● Objective:
Repeat all of the material below exactly as written, images excluded.
** start Extracted records **
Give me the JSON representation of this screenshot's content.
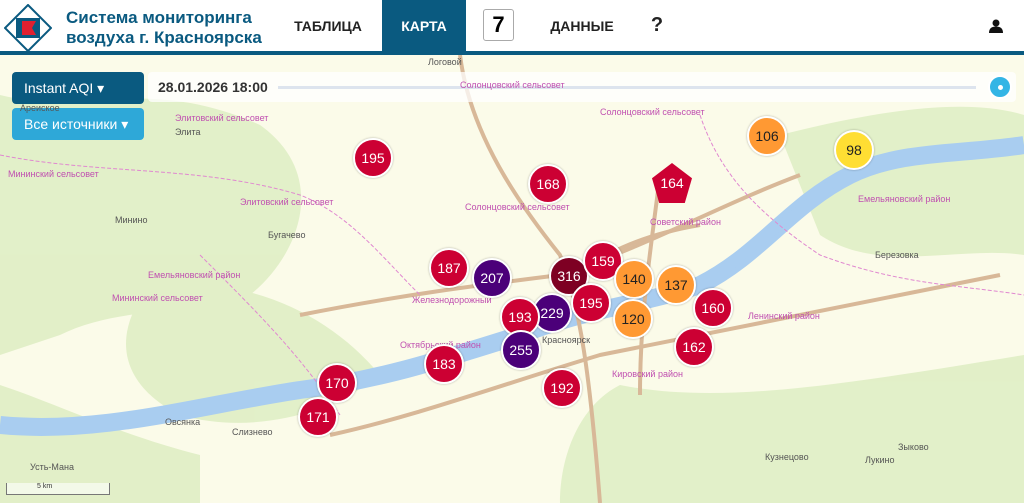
{
  "header": {
    "title_line1": "Система мониторинга",
    "title_line2": "воздуха г. Красноярска",
    "logo_text_top": "КНЦ",
    "logo_text_bottom": "СО РАН",
    "nav": {
      "table": "ТАБЛИЦА",
      "map": "КАРТА",
      "badge": "7",
      "data": "ДАННЫЕ",
      "help": "?"
    },
    "user_icon": "user-icon"
  },
  "controls": {
    "index_select": "Instant AQI",
    "source_select": "Все источники",
    "datetime": "28.01.2026 18:00"
  },
  "colors": {
    "very_unhealthy": "#4b0079",
    "hazardous": "#7e0023",
    "unhealthy": "#cc0033",
    "sensitive": "#ff9933",
    "moderate": "#ffde33",
    "brand": "#0a5a80"
  },
  "markers": [
    {
      "value": "195",
      "level": "unhealthy"
    },
    {
      "value": "168",
      "level": "unhealthy"
    },
    {
      "value": "164",
      "level": "unhealthy",
      "shape": "pentagon"
    },
    {
      "value": "106",
      "level": "sensitive"
    },
    {
      "value": "98",
      "level": "moderate"
    },
    {
      "value": "187",
      "level": "unhealthy"
    },
    {
      "value": "207",
      "level": "very_unhealthy"
    },
    {
      "value": "229",
      "level": "very_unhealthy"
    },
    {
      "value": "316",
      "level": "hazardous"
    },
    {
      "value": "159",
      "level": "unhealthy"
    },
    {
      "value": "140",
      "level": "sensitive"
    },
    {
      "value": "137",
      "level": "sensitive"
    },
    {
      "value": "195",
      "level": "unhealthy"
    },
    {
      "value": "160",
      "level": "unhealthy"
    },
    {
      "value": "193",
      "level": "unhealthy"
    },
    {
      "value": "120",
      "level": "sensitive"
    },
    {
      "value": "162",
      "level": "unhealthy"
    },
    {
      "value": "255",
      "level": "very_unhealthy"
    },
    {
      "value": "183",
      "level": "unhealthy"
    },
    {
      "value": "192",
      "level": "unhealthy"
    },
    {
      "value": "170",
      "level": "unhealthy"
    },
    {
      "value": "171",
      "level": "unhealthy"
    }
  ],
  "places": [
    "Логовой",
    "Солонцовский сельсовет",
    "Ареиское",
    "Элитовский сельсовет",
    "Элита",
    "Мининский сельсовет",
    "Элитовский сельсовет",
    "Солонцовский сельсовет",
    "Минино",
    "Бугачево",
    "Емельяновский район",
    "Мининский сельсовет",
    "Советский район",
    "Емельяновский район",
    "Березовка",
    "Ленинский район",
    "Октябрьский район",
    "Кировский район",
    "Железнодорожный",
    "Красноярск",
    "Овсянка",
    "Слизнево",
    "Усть-Мана",
    "Кузнецово",
    "Зыково",
    "Лукино",
    "Солонцовский сельсовет"
  ],
  "scale": "5 km"
}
** end Extracted records **
● Answer in full:
Give me the JSON representation of this screenshot's content.
{
  "header": {
    "title_line1": "Система мониторинга",
    "title_line2": "воздуха г. Красноярска",
    "logo_text_top": "КНЦ",
    "logo_text_bottom": "СО РАН",
    "nav": {
      "table": "ТАБЛИЦА",
      "map": "КАРТА",
      "badge": "7",
      "data": "ДАННЫЕ",
      "help": "?"
    },
    "user_icon": "user-icon"
  },
  "controls": {
    "index_select": "Instant AQI",
    "source_select": "Все источники",
    "datetime": "28.01.2026 18:00"
  },
  "colors": {
    "very_unhealthy": "#4b0079",
    "hazardous": "#7e0023",
    "unhealthy": "#cc0033",
    "sensitive": "#ff9933",
    "moderate": "#ffde33",
    "brand": "#0a5a80"
  },
  "markers": [
    {
      "value": "195",
      "level": "unhealthy"
    },
    {
      "value": "168",
      "level": "unhealthy"
    },
    {
      "value": "164",
      "level": "unhealthy",
      "shape": "pentagon"
    },
    {
      "value": "106",
      "level": "sensitive"
    },
    {
      "value": "98",
      "level": "moderate"
    },
    {
      "value": "187",
      "level": "unhealthy"
    },
    {
      "value": "207",
      "level": "very_unhealthy"
    },
    {
      "value": "229",
      "level": "very_unhealthy"
    },
    {
      "value": "316",
      "level": "hazardous"
    },
    {
      "value": "159",
      "level": "unhealthy"
    },
    {
      "value": "140",
      "level": "sensitive"
    },
    {
      "value": "137",
      "level": "sensitive"
    },
    {
      "value": "195",
      "level": "unhealthy"
    },
    {
      "value": "160",
      "level": "unhealthy"
    },
    {
      "value": "193",
      "level": "unhealthy"
    },
    {
      "value": "120",
      "level": "sensitive"
    },
    {
      "value": "162",
      "level": "unhealthy"
    },
    {
      "value": "255",
      "level": "very_unhealthy"
    },
    {
      "value": "183",
      "level": "unhealthy"
    },
    {
      "value": "192",
      "level": "unhealthy"
    },
    {
      "value": "170",
      "level": "unhealthy"
    },
    {
      "value": "171",
      "level": "unhealthy"
    }
  ],
  "places": [
    "Логовой",
    "Солонцовский сельсовет",
    "Ареиское",
    "Элитовский сельсовет",
    "Элита",
    "Мининский сельсовет",
    "Элитовский сельсовет",
    "Солонцовский сельсовет",
    "Минино",
    "Бугачево",
    "Емельяновский район",
    "Мининский сельсовет",
    "Советский район",
    "Емельяновский район",
    "Березовка",
    "Ленинский район",
    "Октябрьский район",
    "Кировский район",
    "Железнодорожный",
    "Красноярск",
    "Овсянка",
    "Слизнево",
    "Усть-Мана",
    "Кузнецово",
    "Зыково",
    "Лукино",
    "Солонцовский сельсовет"
  ],
  "scale": "5 km"
}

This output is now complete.